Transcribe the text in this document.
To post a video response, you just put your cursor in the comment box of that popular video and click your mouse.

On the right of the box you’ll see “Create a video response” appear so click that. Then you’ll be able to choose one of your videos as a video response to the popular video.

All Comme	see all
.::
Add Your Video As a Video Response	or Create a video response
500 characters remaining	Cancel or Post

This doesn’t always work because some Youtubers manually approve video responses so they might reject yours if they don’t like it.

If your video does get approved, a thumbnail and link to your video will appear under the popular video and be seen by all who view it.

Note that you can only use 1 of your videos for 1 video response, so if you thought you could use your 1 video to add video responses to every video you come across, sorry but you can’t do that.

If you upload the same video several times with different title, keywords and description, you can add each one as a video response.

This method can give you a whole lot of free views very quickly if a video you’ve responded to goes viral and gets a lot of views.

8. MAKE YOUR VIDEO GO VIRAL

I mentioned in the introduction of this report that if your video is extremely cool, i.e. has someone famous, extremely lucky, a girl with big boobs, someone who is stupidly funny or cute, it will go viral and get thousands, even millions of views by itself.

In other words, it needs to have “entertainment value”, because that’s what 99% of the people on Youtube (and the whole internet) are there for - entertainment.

#### INSTRUCTIONS FOR THE TASK:
Would you report every line of the entries above containing the word "Create"?

#### WRITTEN SOLUTION:
On the right of the box you’ll see “Create a video response” appear so click that. Then you’ll be able to choose one of your videos as a video response to the popular video.
Add Your Video As a Video Response	or Create a video response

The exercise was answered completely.